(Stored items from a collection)
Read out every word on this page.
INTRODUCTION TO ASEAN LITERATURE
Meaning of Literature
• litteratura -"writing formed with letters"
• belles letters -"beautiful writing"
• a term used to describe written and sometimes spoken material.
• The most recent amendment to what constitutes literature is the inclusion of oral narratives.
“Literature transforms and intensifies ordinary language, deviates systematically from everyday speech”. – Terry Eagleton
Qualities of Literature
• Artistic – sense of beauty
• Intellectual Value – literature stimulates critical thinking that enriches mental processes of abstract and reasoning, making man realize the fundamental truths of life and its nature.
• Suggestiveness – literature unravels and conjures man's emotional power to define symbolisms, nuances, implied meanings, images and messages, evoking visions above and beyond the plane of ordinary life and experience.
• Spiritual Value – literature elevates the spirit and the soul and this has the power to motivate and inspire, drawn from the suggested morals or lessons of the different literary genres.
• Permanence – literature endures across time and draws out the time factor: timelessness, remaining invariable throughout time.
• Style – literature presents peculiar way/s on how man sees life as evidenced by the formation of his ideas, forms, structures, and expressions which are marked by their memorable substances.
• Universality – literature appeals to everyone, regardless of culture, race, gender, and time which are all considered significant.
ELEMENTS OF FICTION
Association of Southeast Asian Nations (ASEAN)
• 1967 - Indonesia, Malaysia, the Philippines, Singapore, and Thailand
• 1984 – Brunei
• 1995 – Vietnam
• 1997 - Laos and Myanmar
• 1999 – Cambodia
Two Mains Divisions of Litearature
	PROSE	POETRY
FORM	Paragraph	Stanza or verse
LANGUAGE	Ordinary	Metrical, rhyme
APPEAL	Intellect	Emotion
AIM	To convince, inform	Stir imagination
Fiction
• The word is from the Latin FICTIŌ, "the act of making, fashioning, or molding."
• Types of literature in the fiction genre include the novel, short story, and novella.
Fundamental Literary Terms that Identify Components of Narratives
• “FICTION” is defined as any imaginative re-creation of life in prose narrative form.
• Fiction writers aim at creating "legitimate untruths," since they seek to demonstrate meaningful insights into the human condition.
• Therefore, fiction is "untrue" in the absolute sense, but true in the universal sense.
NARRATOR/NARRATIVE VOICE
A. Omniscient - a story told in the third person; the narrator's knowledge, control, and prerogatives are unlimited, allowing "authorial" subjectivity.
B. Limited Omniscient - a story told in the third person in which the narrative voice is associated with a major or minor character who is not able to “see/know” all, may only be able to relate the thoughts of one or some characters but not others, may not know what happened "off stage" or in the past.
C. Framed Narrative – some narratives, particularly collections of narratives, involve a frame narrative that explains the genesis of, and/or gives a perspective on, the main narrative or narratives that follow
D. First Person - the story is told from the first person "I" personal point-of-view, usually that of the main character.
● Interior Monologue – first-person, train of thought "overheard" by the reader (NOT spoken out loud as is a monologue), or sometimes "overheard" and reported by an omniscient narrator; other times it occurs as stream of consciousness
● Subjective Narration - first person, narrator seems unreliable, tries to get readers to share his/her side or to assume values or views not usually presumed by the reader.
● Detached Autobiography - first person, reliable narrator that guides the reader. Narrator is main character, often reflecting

# Required work:
Reproduce all the records. Keep them exact, please.

# Answer below:
Read out every word on this page.
INTRODUCTION TO ASEAN LITERATURE
Meaning of Literature
• litteratura -"writing formed with letters"
• belles letters -"beautiful writing"
• a term used to describe written and sometimes spoken material.
• The most recent amendment to what constitutes literature is the inclusion of oral narratives.
“Literature transforms and intensifies ordinary language, deviates systematically from everyday speech”. – Terry Eagleton
Qualities of Literature
• Artistic – sense of beauty
• Intellectual Value – literature stimulates critical thinking that enriches mental processes of abstract and reasoning, making man realize the fundamental truths of life and its nature.
• Suggestiveness – literature unravels and conjures man's emotional power to define symbolisms, nuances, implied meanings, images and messages, evoking visions above and beyond the plane of ordinary life and experience.
• Spiritual Value – literature elevates the spirit and the soul and this has the power to motivate and inspire, drawn from the suggested morals or lessons of the different literary genres.
• Permanence – literature endures across time and draws out the time factor: timelessness, remaining invariable throughout time.
• Style – literature presents peculiar way/s on how man sees life as evidenced by the formation of his ideas, forms, structures, and expressions which are marked by their memorable substances.
• Universality – literature appeals to everyone, regardless of culture, race, gender, and time which are all considered significant.
ELEMENTS OF FICTION
Association of Southeast Asian Nations (ASEAN)
• 1967 - Indonesia, Malaysia, the Philippines, Singapore, and Thailand
• 1984 – Brunei
• 1995 – Vietnam
• 1997 - Laos and Myanmar
• 1999 – Cambodia
Two Mains Divisions of Litearature
	PROSE	POETRY
FORM	Paragraph	Stanza or verse
LANGUAGE	Ordinary	Metrical, rhyme
APPEAL	Intellect	Emotion
AIM	To convince, inform	Stir imagination
Fiction
• The word is from the Latin FICTIŌ, "the act of making, fashioning, or molding."
• Types of literature in the fiction genre include the novel, short story, and novella.
Fundamental Literary Terms that Identify Components of Narratives
• “FICTION” is defined as any imaginative re-creation of life in prose narrative form.
• Fiction writers aim at creating "legitimate untruths," since they seek to demonstrate meaningful insights into the human condition.
• Therefore, fiction is "untrue" in the absolute sense, but true in the universal sense.
NARRATOR/NARRATIVE VOICE
A. Omniscient - a story told in the third person; the narrator's knowledge, control, and prerogatives are unlimited, allowing "authorial" subjectivity.
B. Limited Omniscient - a story told in the third person in which the narrative voice is associated with a major or minor character who is not able to “see/know” all, may only be able to relate the thoughts of one or some characters but not others, may not know what happened "off stage" or in the past.
C. Framed Narrative – some narratives, particularly collections of narratives, involve a frame narrative that explains the genesis of, and/or gives a perspective on, the main narrative or narratives that follow
D. First Person - the story is told from the first person "I" personal point-of-view, usually that of the main character.
● Interior Monologue – first-person, train of thought "overheard" by the reader (NOT spoken out loud as is a monologue), or sometimes "overheard" and reported by an omniscient narrator; other times it occurs as stream of consciousness
● Subjective Narration - first person, narrator seems unreliable, tries to get readers to share his/her side or to assume values or views not usually presumed by the reader.
● Detached Autobiography - first person, reliable narrator that guides the reader. Narrator is main character, often reflecting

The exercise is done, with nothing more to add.